== DATA LISTING

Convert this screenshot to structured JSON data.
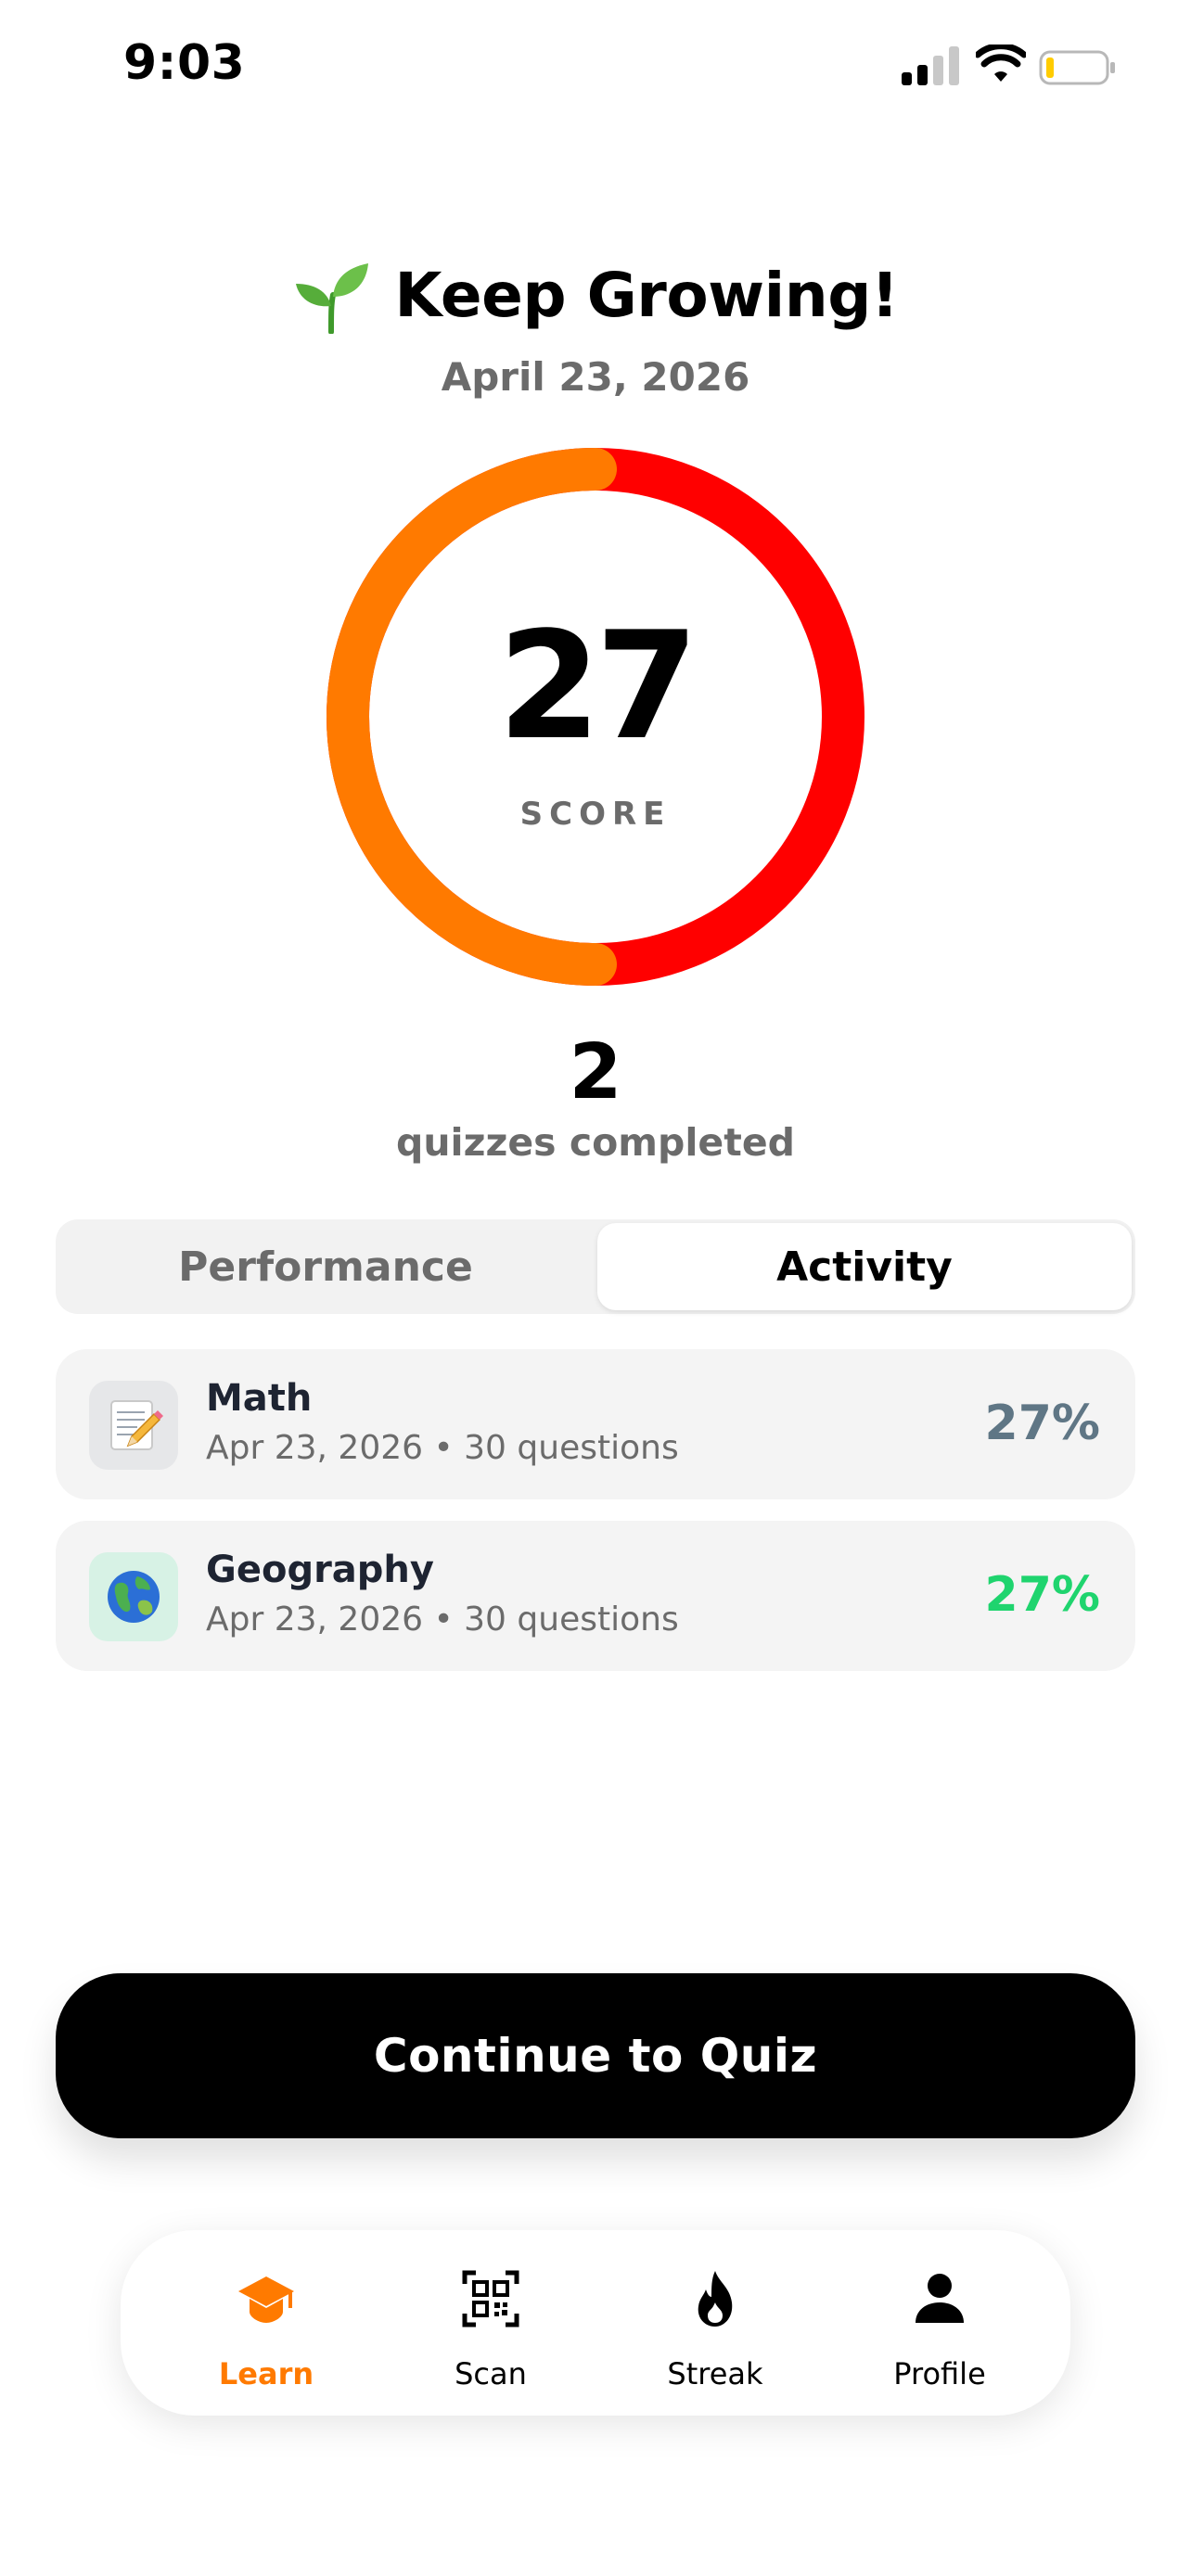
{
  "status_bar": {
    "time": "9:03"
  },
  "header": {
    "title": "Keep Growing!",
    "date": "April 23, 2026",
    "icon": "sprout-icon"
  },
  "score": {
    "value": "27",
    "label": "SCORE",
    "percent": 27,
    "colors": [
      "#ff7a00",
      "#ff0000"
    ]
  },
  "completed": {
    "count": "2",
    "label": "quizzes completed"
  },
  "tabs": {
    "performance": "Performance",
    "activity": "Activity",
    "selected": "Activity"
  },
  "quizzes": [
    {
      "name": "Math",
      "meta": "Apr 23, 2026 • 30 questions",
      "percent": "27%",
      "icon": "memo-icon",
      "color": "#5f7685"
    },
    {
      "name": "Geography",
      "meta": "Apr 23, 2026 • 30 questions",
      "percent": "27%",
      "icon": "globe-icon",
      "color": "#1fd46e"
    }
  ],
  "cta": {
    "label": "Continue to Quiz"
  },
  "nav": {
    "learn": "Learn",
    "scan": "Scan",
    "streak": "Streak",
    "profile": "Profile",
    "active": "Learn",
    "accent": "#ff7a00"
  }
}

====

In your copy of the records, include no pictures; repeat everything else exactly.

Convert this screenshot to structured JSON data.
{
  "status_bar": {
    "time": "9:03"
  },
  "header": {
    "title": "Keep Growing!",
    "date": "April 23, 2026",
    "icon": "sprout-icon"
  },
  "score": {
    "value": "27",
    "label": "SCORE",
    "percent": 27,
    "colors": [
      "#ff7a00",
      "#ff0000"
    ]
  },
  "completed": {
    "count": "2",
    "label": "quizzes completed"
  },
  "tabs": {
    "performance": "Performance",
    "activity": "Activity",
    "selected": "Activity"
  },
  "quizzes": [
    {
      "name": "Math",
      "meta": "Apr 23, 2026 • 30 questions",
      "percent": "27%",
      "icon": "memo-icon",
      "color": "#5f7685"
    },
    {
      "name": "Geography",
      "meta": "Apr 23, 2026 • 30 questions",
      "percent": "27%",
      "icon": "globe-icon",
      "color": "#1fd46e"
    }
  ],
  "cta": {
    "label": "Continue to Quiz"
  },
  "nav": {
    "learn": "Learn",
    "scan": "Scan",
    "streak": "Streak",
    "profile": "Profile",
    "active": "Learn",
    "accent": "#ff7a00"
  }
}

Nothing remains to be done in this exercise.